**What the task asks**. Each line of the material below that holds the word "Indian" needs to be copied.

------ Data excerpts ------

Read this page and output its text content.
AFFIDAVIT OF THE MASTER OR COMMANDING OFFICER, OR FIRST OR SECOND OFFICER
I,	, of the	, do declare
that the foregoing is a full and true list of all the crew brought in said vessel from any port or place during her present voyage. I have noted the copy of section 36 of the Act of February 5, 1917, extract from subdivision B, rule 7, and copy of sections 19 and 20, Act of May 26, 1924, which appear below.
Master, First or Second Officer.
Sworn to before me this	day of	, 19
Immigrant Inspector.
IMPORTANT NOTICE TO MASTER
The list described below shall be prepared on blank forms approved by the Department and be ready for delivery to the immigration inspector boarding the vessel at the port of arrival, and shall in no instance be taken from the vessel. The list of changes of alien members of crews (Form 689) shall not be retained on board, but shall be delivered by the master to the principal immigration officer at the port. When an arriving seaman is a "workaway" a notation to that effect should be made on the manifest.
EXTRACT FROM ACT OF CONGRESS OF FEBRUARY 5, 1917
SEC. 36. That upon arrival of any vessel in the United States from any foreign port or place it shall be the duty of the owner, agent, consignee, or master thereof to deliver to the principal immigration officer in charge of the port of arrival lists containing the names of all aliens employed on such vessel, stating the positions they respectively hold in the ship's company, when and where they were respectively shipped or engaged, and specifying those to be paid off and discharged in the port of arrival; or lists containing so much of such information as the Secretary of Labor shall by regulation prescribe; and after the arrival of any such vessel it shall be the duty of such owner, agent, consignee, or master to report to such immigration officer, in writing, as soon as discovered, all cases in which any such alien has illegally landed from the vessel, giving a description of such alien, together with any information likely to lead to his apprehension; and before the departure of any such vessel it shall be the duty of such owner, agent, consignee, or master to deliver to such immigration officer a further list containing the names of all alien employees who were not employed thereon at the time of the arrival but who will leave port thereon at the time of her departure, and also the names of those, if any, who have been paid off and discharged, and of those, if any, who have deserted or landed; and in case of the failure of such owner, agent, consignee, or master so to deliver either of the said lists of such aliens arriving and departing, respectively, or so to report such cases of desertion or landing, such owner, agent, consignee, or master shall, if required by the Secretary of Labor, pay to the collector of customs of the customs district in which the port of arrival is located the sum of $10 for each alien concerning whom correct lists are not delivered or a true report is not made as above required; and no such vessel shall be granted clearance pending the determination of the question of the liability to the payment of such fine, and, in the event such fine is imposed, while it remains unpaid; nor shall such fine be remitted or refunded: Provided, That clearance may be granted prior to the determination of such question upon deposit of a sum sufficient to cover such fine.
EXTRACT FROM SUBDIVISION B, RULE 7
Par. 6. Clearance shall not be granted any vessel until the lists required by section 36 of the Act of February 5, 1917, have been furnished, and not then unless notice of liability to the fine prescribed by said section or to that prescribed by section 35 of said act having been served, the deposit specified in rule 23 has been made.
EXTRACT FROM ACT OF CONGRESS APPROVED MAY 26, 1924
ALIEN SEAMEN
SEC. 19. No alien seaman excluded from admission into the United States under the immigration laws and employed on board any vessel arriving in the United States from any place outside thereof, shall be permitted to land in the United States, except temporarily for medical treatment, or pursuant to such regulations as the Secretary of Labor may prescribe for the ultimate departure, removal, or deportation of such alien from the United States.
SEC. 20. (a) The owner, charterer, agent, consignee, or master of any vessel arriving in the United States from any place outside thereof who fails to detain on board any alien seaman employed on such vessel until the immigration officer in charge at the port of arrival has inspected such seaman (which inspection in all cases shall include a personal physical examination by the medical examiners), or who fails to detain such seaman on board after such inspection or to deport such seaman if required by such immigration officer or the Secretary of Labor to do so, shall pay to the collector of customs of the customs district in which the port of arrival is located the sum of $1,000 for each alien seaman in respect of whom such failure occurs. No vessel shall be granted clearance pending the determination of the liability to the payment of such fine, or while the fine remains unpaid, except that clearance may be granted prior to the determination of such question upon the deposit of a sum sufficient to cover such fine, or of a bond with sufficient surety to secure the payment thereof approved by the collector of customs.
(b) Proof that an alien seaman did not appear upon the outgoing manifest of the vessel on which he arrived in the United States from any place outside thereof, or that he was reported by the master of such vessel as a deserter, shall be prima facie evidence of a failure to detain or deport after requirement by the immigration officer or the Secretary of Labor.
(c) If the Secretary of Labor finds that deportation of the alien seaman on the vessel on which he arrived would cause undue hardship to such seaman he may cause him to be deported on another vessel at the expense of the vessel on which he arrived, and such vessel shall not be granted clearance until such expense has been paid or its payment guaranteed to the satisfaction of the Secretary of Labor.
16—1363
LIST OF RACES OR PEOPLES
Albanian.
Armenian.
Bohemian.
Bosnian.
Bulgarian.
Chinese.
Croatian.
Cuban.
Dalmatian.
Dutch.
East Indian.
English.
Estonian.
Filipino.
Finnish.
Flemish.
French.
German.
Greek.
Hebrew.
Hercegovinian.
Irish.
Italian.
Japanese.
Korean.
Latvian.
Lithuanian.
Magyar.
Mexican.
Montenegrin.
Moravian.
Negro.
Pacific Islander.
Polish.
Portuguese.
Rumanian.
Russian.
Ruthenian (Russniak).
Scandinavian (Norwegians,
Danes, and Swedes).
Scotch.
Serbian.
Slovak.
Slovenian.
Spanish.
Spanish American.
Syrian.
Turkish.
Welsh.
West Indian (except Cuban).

------

**The answer**.
East Indian.
West Indian (except Cuban).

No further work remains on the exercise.